*Task statement:*
Each line that holds the string "grip" counts once; say how many such lines there are and add nothing.

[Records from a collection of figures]
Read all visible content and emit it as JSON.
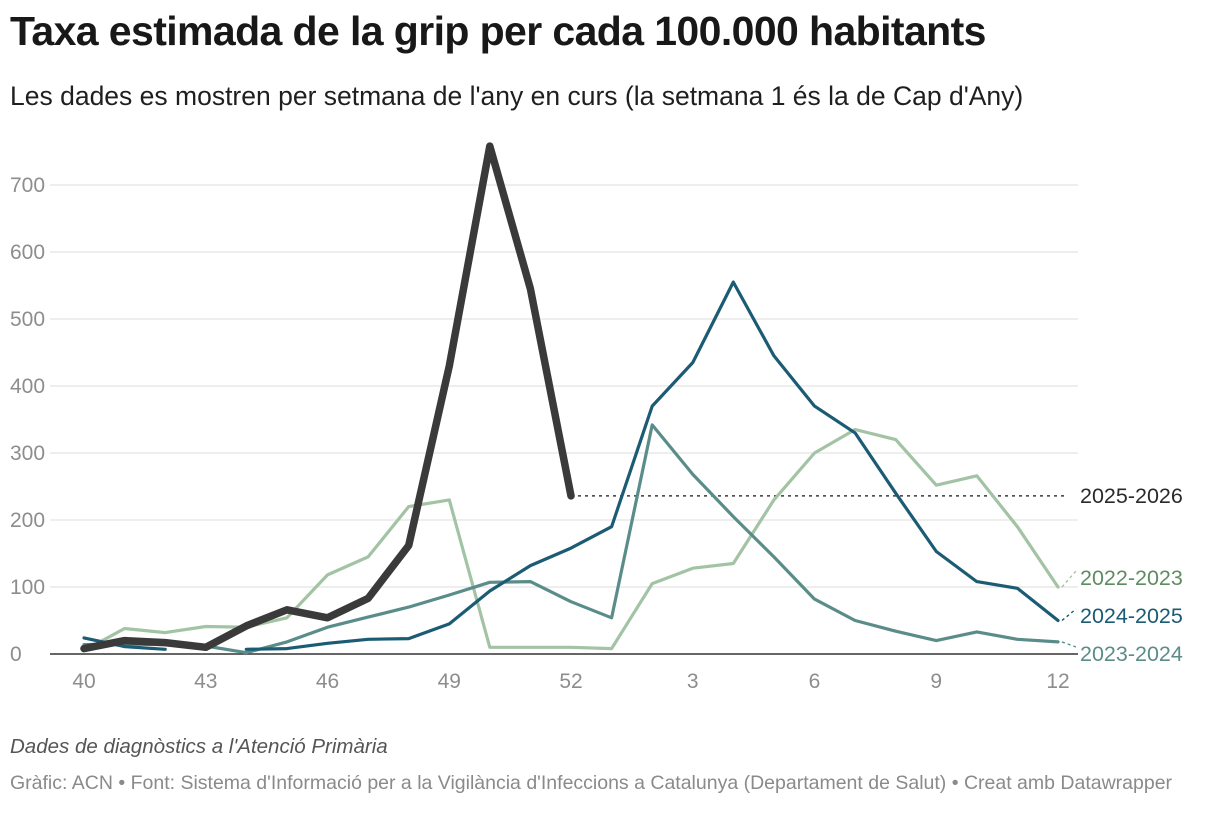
{
  "title": "Taxa estimada de la grip per cada 100.000 habitants",
  "subtitle": "Les dades es mostren per setmana de l'any en curs (la setmana 1 és la de Cap d'Any)",
  "notes": "Dades de diagnòstics a l'Atenció Primària",
  "footer": {
    "text": "Gràfic: ACN • Font: Sistema d'Informació per a la Vigilància d'Infeccions a Catalunya (Departament de Salut) • Creat amb Datawrapper"
  },
  "chart_data": {
    "type": "line",
    "title": "Taxa estimada de la grip per cada 100.000 habitants",
    "subtitle": "Les dades es mostren per setmana de l'any en curs (la setmana 1 és la de Cap d'Any)",
    "x": [
      "40",
      "41",
      "42",
      "43",
      "44",
      "45",
      "46",
      "47",
      "48",
      "49",
      "50",
      "51",
      "52",
      "1",
      "2",
      "3",
      "4",
      "5",
      "6",
      "7",
      "8",
      "9",
      "10",
      "11",
      "12"
    ],
    "x_ticks": [
      "40",
      "43",
      "46",
      "49",
      "52",
      "3",
      "6",
      "9",
      "12"
    ],
    "y_ticks": [
      0,
      100,
      200,
      300,
      400,
      500,
      600,
      700
    ],
    "ylim": [
      0,
      760
    ],
    "grid": true,
    "series": [
      {
        "name": "2022-2023",
        "color": "#a3c3a5",
        "values": [
          5,
          38,
          32,
          41,
          40,
          54,
          118,
          145,
          220,
          230,
          10,
          10,
          10,
          8,
          105,
          128,
          135,
          230,
          300,
          335,
          320,
          252,
          266,
          190,
          100
        ]
      },
      {
        "name": "2023-2024",
        "color": "#5a8d8a",
        "values": [
          14,
          15,
          14,
          12,
          2,
          18,
          40,
          55,
          70,
          88,
          107,
          108,
          78,
          54,
          342,
          268,
          205,
          145,
          82,
          50,
          34,
          20,
          33,
          22,
          18
        ]
      },
      {
        "name": "2024-2025",
        "color": "#1b5b73",
        "values": [
          24,
          11,
          7,
          null,
          7,
          8,
          16,
          22,
          23,
          45,
          94,
          132,
          158,
          190,
          370,
          435,
          555,
          445,
          370,
          330,
          240,
          153,
          108,
          98,
          50
        ]
      },
      {
        "name": "2025-2026",
        "color": "#3a3a3a",
        "values": [
          8,
          20,
          17,
          10,
          42,
          66,
          54,
          83,
          162,
          430,
          758,
          545,
          236,
          null,
          null,
          null,
          null,
          null,
          null,
          null,
          null,
          null,
          null,
          null,
          null
        ]
      }
    ],
    "annotations": [
      {
        "type": "dotted-line",
        "series": "2025-2026",
        "from_week": "52",
        "to_week": "12",
        "value": 236
      }
    ]
  }
}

*Expected answer:*
2